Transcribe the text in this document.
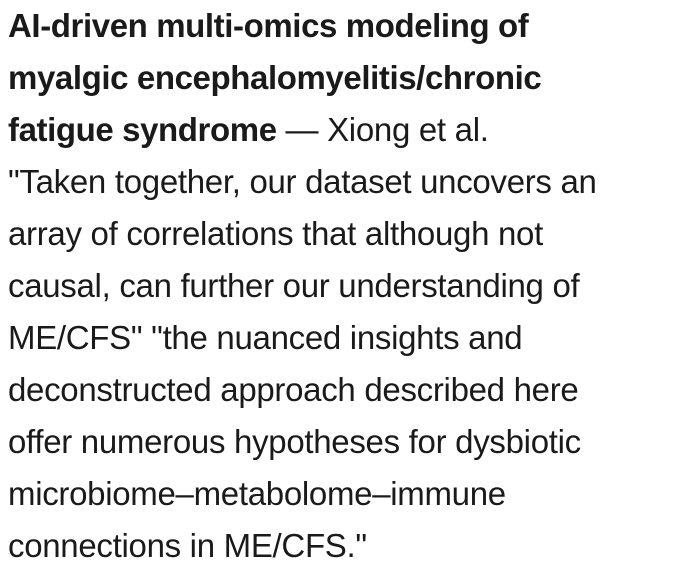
AI-driven multi-omics modeling of
myalgic encephalomyelitis/chronic
fatigue syndrome — Xiong et al.
"Taken together, our dataset uncovers an
array of correlations that although not
causal, can further our understanding of
ME/CFS" "the nuanced insights and
deconstructed approach described here
offer numerous hypotheses for dysbiotic
microbiome–metabolome–immune
connections in ME/CFS."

◆ ◆ ◆

Exercise objective >>
Repeat the data exactly, excluding the pictures.

Written response >>
Transcribe the text in this document.
AI-driven multi-omics modeling of
myalgic encephalomyelitis/chronic
fatigue syndrome — Xiong et al.
"Taken together, our dataset uncovers an
array of correlations that although not
causal, can further our understanding of
ME/CFS" "the nuanced insights and
deconstructed approach described here
offer numerous hypotheses for dysbiotic
microbiome–metabolome–immune
connections in ME/CFS."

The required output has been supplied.